▸ What is needed
Extract all lines from the data beneath that include the word "FINISHES".

──────── Material provided

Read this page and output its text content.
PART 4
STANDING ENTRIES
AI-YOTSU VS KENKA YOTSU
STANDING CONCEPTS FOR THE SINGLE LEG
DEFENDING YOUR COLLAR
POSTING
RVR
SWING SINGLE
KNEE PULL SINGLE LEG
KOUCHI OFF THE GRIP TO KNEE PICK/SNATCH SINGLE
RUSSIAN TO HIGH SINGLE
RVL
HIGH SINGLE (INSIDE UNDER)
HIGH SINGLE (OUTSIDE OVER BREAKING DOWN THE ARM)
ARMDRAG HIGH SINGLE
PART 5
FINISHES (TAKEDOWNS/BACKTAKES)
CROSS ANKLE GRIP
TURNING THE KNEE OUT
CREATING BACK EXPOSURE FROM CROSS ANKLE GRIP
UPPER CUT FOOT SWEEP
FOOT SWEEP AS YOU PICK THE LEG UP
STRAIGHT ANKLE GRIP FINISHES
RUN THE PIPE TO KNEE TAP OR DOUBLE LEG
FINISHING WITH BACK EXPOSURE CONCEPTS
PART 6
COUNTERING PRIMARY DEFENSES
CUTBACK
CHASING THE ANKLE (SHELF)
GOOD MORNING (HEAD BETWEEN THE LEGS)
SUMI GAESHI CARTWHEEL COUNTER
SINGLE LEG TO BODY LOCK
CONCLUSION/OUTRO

────────────────
──────── Material provided

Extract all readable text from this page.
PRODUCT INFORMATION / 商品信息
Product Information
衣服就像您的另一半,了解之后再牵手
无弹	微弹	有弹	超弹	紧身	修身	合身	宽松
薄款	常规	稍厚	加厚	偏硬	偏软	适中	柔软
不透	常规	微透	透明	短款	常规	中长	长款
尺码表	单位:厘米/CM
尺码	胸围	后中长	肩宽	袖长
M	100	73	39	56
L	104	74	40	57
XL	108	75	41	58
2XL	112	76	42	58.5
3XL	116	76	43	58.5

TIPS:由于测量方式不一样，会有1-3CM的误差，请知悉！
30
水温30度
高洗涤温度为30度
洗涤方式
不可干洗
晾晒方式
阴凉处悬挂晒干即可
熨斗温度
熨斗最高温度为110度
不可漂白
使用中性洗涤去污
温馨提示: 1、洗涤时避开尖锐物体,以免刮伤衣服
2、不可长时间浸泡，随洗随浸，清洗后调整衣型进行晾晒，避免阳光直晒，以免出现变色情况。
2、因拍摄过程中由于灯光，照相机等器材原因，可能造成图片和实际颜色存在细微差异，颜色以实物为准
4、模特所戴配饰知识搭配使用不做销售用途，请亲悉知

────────────────

▸ Finished answer
FINISHES (TAKEDOWNS/BACKTAKES)
STRAIGHT ANKLE GRIP FINISHES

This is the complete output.